═════ DATA ROWS

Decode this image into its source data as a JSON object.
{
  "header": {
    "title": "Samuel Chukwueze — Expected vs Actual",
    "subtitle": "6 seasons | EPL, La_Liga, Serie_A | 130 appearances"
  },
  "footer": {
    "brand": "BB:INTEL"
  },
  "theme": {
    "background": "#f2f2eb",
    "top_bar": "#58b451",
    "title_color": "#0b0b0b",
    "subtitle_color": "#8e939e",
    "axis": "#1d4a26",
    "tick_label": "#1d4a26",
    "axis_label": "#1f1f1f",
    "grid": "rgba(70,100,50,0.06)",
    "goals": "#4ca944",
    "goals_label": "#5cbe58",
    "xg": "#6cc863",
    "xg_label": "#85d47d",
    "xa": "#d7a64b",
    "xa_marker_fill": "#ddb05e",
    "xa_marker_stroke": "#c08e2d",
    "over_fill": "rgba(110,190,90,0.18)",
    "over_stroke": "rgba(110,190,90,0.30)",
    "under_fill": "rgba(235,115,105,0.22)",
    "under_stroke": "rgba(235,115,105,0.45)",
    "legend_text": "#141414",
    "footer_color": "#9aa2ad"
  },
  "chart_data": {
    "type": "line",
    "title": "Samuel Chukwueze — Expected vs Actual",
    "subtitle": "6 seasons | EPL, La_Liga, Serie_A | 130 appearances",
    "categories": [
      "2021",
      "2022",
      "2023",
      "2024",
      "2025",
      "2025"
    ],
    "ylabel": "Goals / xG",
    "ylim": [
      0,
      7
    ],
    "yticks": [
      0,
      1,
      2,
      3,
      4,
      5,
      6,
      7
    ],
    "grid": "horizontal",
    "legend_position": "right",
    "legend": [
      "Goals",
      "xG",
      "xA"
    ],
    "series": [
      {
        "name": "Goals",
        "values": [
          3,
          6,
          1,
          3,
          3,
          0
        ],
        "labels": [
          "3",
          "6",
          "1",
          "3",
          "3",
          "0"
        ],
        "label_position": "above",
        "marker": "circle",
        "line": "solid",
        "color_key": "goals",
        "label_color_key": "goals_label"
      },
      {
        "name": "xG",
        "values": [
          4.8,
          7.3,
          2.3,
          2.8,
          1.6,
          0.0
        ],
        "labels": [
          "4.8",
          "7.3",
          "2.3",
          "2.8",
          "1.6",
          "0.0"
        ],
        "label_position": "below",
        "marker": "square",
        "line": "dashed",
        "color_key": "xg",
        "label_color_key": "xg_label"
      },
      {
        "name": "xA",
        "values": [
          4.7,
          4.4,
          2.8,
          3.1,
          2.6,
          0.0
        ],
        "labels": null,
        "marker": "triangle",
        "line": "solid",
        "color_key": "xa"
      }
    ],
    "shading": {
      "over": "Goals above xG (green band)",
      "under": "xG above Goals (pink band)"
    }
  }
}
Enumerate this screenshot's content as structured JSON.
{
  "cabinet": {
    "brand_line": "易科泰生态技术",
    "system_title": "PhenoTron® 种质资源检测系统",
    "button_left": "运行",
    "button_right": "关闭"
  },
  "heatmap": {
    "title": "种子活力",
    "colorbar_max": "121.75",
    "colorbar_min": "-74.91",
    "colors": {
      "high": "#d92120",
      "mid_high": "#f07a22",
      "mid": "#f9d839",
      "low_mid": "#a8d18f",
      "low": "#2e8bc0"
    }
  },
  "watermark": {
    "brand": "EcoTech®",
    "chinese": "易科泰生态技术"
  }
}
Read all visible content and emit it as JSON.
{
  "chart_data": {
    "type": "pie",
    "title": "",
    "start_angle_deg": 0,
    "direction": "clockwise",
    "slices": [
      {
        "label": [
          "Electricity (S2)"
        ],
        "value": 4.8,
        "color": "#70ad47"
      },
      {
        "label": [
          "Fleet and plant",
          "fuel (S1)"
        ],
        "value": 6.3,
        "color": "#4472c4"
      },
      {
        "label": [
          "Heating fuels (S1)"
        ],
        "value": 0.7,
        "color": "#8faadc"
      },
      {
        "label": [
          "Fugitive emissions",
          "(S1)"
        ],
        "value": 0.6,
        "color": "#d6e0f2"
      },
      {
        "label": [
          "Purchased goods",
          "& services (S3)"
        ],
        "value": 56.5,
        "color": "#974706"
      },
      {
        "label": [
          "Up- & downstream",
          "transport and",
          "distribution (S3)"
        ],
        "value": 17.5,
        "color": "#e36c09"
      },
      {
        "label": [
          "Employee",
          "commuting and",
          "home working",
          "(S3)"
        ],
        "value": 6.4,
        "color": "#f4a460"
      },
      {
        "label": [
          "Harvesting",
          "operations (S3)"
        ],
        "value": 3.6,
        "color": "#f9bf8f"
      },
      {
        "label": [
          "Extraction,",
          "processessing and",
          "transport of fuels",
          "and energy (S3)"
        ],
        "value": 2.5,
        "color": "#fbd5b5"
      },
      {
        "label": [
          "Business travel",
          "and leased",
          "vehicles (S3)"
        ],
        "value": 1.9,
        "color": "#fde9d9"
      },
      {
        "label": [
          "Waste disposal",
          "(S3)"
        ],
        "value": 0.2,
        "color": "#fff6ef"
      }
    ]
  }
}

══════════

Choose all lines containing the string "above" and copy them out.

        "label_position": "above",
      "over": "Goals above xG (green band)",
      "under": "xG above Goals (pink band)"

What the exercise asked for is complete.